* Task to carry out
The entries below should be transcribed in their entirety, exactly as written.
★ ★ ★
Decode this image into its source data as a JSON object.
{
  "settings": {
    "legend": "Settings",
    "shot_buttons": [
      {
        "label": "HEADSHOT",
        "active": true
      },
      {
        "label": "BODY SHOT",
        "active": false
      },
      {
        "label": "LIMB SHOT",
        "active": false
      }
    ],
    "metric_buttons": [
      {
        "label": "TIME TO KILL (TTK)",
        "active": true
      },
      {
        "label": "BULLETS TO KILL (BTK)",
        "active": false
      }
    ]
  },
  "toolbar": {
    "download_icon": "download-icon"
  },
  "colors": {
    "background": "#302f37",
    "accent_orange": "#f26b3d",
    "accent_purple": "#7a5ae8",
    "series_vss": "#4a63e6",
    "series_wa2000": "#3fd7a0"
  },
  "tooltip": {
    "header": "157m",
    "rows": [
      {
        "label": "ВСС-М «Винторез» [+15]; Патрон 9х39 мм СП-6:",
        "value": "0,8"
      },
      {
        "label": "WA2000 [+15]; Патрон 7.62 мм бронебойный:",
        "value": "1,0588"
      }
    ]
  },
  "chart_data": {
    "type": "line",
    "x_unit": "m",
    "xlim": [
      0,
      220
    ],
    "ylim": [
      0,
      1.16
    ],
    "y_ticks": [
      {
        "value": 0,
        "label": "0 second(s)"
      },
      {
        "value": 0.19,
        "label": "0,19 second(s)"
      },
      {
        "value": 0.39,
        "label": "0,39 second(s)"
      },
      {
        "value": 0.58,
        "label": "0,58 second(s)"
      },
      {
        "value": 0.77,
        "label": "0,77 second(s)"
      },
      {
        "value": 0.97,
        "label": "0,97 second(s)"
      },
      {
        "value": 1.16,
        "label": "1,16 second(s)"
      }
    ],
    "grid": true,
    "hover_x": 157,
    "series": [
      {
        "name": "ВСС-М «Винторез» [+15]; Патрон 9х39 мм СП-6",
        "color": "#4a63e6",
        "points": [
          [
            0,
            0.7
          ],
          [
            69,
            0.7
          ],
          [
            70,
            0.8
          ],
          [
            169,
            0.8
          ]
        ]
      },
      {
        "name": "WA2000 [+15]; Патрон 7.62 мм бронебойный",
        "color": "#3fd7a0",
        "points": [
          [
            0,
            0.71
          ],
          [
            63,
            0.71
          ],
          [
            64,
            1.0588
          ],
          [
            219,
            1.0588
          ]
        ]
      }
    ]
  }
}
★ ★ ★
* The answer
Decode this image into its source data as a JSON object.
{
  "settings": {
    "legend": "Settings",
    "shot_buttons": [
      {
        "label": "HEADSHOT",
        "active": true
      },
      {
        "label": "BODY SHOT",
        "active": false
      },
      {
        "label": "LIMB SHOT",
        "active": false
      }
    ],
    "metric_buttons": [
      {
        "label": "TIME TO KILL (TTK)",
        "active": true
      },
      {
        "label": "BULLETS TO KILL (BTK)",
        "active": false
      }
    ]
  },
  "toolbar": {
    "download_icon": "download-icon"
  },
  "colors": {
    "background": "#302f37",
    "accent_orange": "#f26b3d",
    "accent_purple": "#7a5ae8",
    "series_vss": "#4a63e6",
    "series_wa2000": "#3fd7a0"
  },
  "tooltip": {
    "header": "157m",
    "rows": [
      {
        "label": "ВСС-М «Винторез» [+15]; Патрон 9х39 мм СП-6:",
        "value": "0,8"
      },
      {
        "label": "WA2000 [+15]; Патрон 7.62 мм бронебойный:",
        "value": "1,0588"
      }
    ]
  },
  "chart_data": {
    "type": "line",
    "x_unit": "m",
    "xlim": [
      0,
      220
    ],
    "ylim": [
      0,
      1.16
    ],
    "y_ticks": [
      {
        "value": 0,
        "label": "0 second(s)"
      },
      {
        "value": 0.19,
        "label": "0,19 second(s)"
      },
      {
        "value": 0.39,
        "label": "0,39 second(s)"
      },
      {
        "value": 0.58,
        "label": "0,58 second(s)"
      },
      {
        "value": 0.77,
        "label": "0,77 second(s)"
      },
      {
        "value": 0.97,
        "label": "0,97 second(s)"
      },
      {
        "value": 1.16,
        "label": "1,16 second(s)"
      }
    ],
    "grid": true,
    "hover_x": 157,
    "series": [
      {
        "name": "ВСС-М «Винторез» [+15]; Патрон 9х39 мм СП-6",
        "color": "#4a63e6",
        "points": [
          [
            0,
            0.7
          ],
          [
            69,
            0.7
          ],
          [
            70,
            0.8
          ],
          [
            169,
            0.8
          ]
        ]
      },
      {
        "name": "WA2000 [+15]; Патрон 7.62 мм бронебойный",
        "color": "#3fd7a0",
        "points": [
          [
            0,
            0.71
          ],
          [
            63,
            0.71
          ],
          [
            64,
            1.0588
          ],
          [
            219,
            1.0588
          ]
        ]
      }
    ]
  }
}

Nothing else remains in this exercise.